====== RECORDS FOR THE EXERCISE ======

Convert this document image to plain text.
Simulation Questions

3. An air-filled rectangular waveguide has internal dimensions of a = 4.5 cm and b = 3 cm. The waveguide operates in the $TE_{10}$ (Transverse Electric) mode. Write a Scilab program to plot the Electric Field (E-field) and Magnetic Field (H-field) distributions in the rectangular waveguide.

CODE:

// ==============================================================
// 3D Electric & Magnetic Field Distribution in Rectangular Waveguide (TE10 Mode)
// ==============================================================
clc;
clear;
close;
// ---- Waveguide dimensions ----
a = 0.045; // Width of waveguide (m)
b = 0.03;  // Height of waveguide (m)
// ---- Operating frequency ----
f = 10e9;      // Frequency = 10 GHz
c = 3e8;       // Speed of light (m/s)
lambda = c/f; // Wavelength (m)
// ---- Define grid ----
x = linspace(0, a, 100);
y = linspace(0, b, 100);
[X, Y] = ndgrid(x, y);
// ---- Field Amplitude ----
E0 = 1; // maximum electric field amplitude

======

Your task is to repeat every line exactly.

FINAL RESULT:
Convert this document image to plain text.
Simulation Questions

3. An air-filled rectangular waveguide has internal dimensions of a = 4.5 cm and b = 3 cm. The waveguide operates in the $TE_{10}$ (Transverse Electric) mode. Write a Scilab program to plot the Electric Field (E-field) and Magnetic Field (H-field) distributions in the rectangular waveguide.

CODE:

// ==============================================================
// 3D Electric & Magnetic Field Distribution in Rectangular Waveguide (TE10 Mode)
// ==============================================================
clc;
clear;
close;
// ---- Waveguide dimensions ----
a = 0.045; // Width of waveguide (m)
b = 0.03;  // Height of waveguide (m)
// ---- Operating frequency ----
f = 10e9;      // Frequency = 10 GHz
c = 3e8;       // Speed of light (m/s)
lambda = c/f; // Wavelength (m)
// ---- Define grid ----
x = linspace(0, a, 100);
y = linspace(0, b, 100);
[X, Y] = ndgrid(x, y);
// ---- Field Amplitude ----
E0 = 1; // maximum electric field amplitude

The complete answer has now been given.